● **REQUIRED WORK**: Every record that follows must be duplicated exactly, with images left out.

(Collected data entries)
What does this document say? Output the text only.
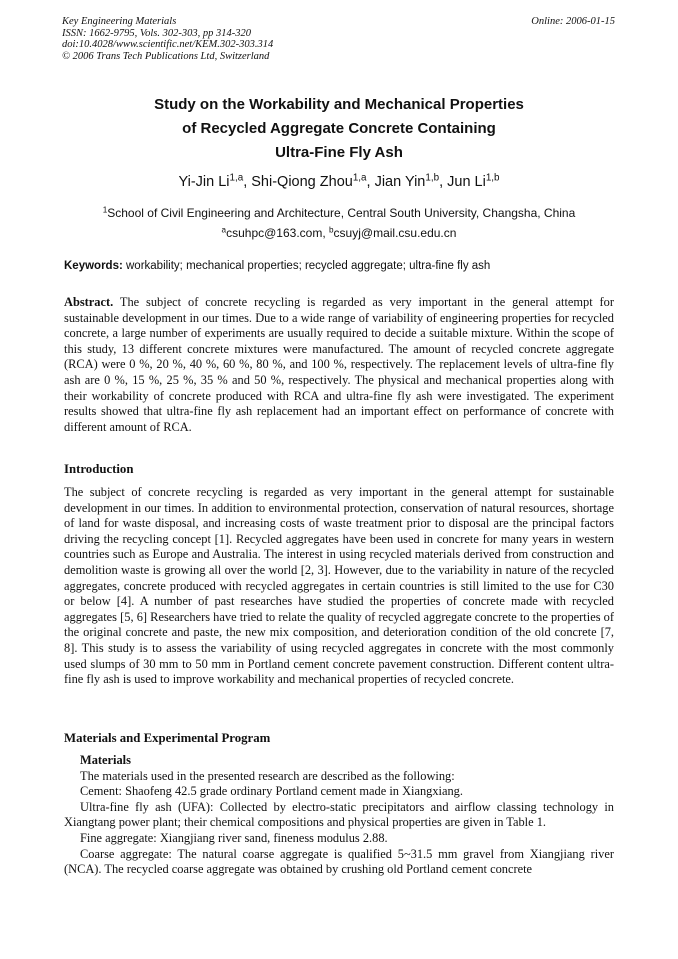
Key Engineering Materials
ISSN: 1662-9795, Vols. 302-303, pp 314-320
doi:10.4028/www.scientific.net/KEM.302-303.314
© 2006 Trans Tech Publications Ltd, Switzerland
Online: 2006-01-15
Study on the Workability and Mechanical Properties
of Recycled Aggregate Concrete Containing
Ultra-Fine Fly Ash
Yi-Jin Li$^{1,a}$, Shi-Qiong Zhou$^{1,a}$, Jian Yin$^{1,b}$, Jun Li$^{1,b}$
$^1$School of Civil Engineering and Architecture, Central South University, Changsha, China
$^a$csuhpc@163.com, $^b$csuyj@mail.csu.edu.cn
Keywords: workability; mechanical properties; recycled aggregate; ultra-fine fly ash
Abstract. The subject of concrete recycling is regarded as very important in the general attempt for sustainable development in our times. Due to a wide range of variability of engineering properties for recycled concrete, a large number of experiments are usually required to decide a suitable mixture. Within the scope of this study, 13 different concrete mixtures were manufactured. The amount of recycled concrete aggregate (RCA) were 0 %, 20 %, 40 %, 60 %, 80 %, and 100 %, respectively. The replacement levels of ultra-fine fly ash are 0 %, 15 %, 25 %, 35 % and 50 %, respectively. The physical and mechanical properties along with their workability of concrete produced with RCA and ultra-fine fly ash were investigated. The experiment results showed that ultra-fine fly ash replacement had an important effect on performance of concrete with different amount of RCA.
Introduction
The subject of concrete recycling is regarded as very important in the general attempt for sustainable development in our times. In addition to environmental protection, conservation of natural resources, shortage of land for waste disposal, and increasing costs of waste treatment prior to disposal are the principal factors driving the recycling concept [1]. Recycled aggregates have been used in concrete for many years in western countries such as Europe and Australia. The interest in using recycled materials derived from construction and demolition waste is growing all over the world [2, 3]. However, due to the variability in nature of the recycled aggregates, concrete produced with recycled aggregates in certain countries is still limited to the use for C30 or below [4]. A number of past researches have studied the properties of concrete made with recycled aggregates [5, 6] Researchers have tried to relate the quality of recycled aggregate concrete to the properties of the original concrete and paste, the new mix composition, and deterioration condition of the old concrete [7, 8]. This study is to assess the variability of using recycled aggregates in concrete with the most commonly used slumps of 30 mm to 50 mm in Portland cement concrete pavement construction. Different content ultra-fine fly ash is used to improve workability and mechanical properties of recycled concrete.
Materials and Experimental Program
Materials
The materials used in the presented research are described as the following:
Cement: Shaofeng 42.5 grade ordinary Portland cement made in Xiangxiang.
Ultra-fine fly ash (UFA): Collected by electro-static precipitators and airflow classing technology in Xiangtang power plant; their chemical compositions and physical properties are given in Table 1.
Fine aggregate: Xiangjiang river sand, fineness modulus 2.88.
Coarse aggregate: The natural coarse aggregate is qualified 5~31.5 mm gravel from Xiangjiang river (NCA). The recycled coarse aggregate was obtained by crushing old Portland cement concrete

● **RESPONSE TO THIS EXERCISE**:
What does this document say? Output the text only.
Key Engineering Materials
ISSN: 1662-9795, Vols. 302-303, pp 314-320
doi:10.4028/www.scientific.net/KEM.302-303.314
© 2006 Trans Tech Publications Ltd, Switzerland
Online: 2006-01-15
Study on the Workability and Mechanical Properties
of Recycled Aggregate Concrete Containing
Ultra-Fine Fly Ash
Yi-Jin Li$^{1,a}$, Shi-Qiong Zhou$^{1,a}$, Jian Yin$^{1,b}$, Jun Li$^{1,b}$
$^1$School of Civil Engineering and Architecture, Central South University, Changsha, China
$^a$csuhpc@163.com, $^b$csuyj@mail.csu.edu.cn
Keywords: workability; mechanical properties; recycled aggregate; ultra-fine fly ash
Abstract. The subject of concrete recycling is regarded as very important in the general attempt for sustainable development in our times. Due to a wide range of variability of engineering properties for recycled concrete, a large number of experiments are usually required to decide a suitable mixture. Within the scope of this study, 13 different concrete mixtures were manufactured. The amount of recycled concrete aggregate (RCA) were 0 %, 20 %, 40 %, 60 %, 80 %, and 100 %, respectively. The replacement levels of ultra-fine fly ash are 0 %, 15 %, 25 %, 35 % and 50 %, respectively. The physical and mechanical properties along with their workability of concrete produced with RCA and ultra-fine fly ash were investigated. The experiment results showed that ultra-fine fly ash replacement had an important effect on performance of concrete with different amount of RCA.
Introduction
The subject of concrete recycling is regarded as very important in the general attempt for sustainable development in our times. In addition to environmental protection, conservation of natural resources, shortage of land for waste disposal, and increasing costs of waste treatment prior to disposal are the principal factors driving the recycling concept [1]. Recycled aggregates have been used in concrete for many years in western countries such as Europe and Australia. The interest in using recycled materials derived from construction and demolition waste is growing all over the world [2, 3]. However, due to the variability in nature of the recycled aggregates, concrete produced with recycled aggregates in certain countries is still limited to the use for C30 or below [4]. A number of past researches have studied the properties of concrete made with recycled aggregates [5, 6] Researchers have tried to relate the quality of recycled aggregate concrete to the properties of the original concrete and paste, the new mix composition, and deterioration condition of the old concrete [7, 8]. This study is to assess the variability of using recycled aggregates in concrete with the most commonly used slumps of 30 mm to 50 mm in Portland cement concrete pavement construction. Different content ultra-fine fly ash is used to improve workability and mechanical properties of recycled concrete.
Materials and Experimental Program
Materials
The materials used in the presented research are described as the following:
Cement: Shaofeng 42.5 grade ordinary Portland cement made in Xiangxiang.
Ultra-fine fly ash (UFA): Collected by electro-static precipitators and airflow classing technology in Xiangtang power plant; their chemical compositions and physical properties are given in Table 1.
Fine aggregate: Xiangjiang river sand, fineness modulus 2.88.
Coarse aggregate: The natural coarse aggregate is qualified 5~31.5 mm gravel from Xiangjiang river (NCA). The recycled coarse aggregate was obtained by crushing old Portland cement concrete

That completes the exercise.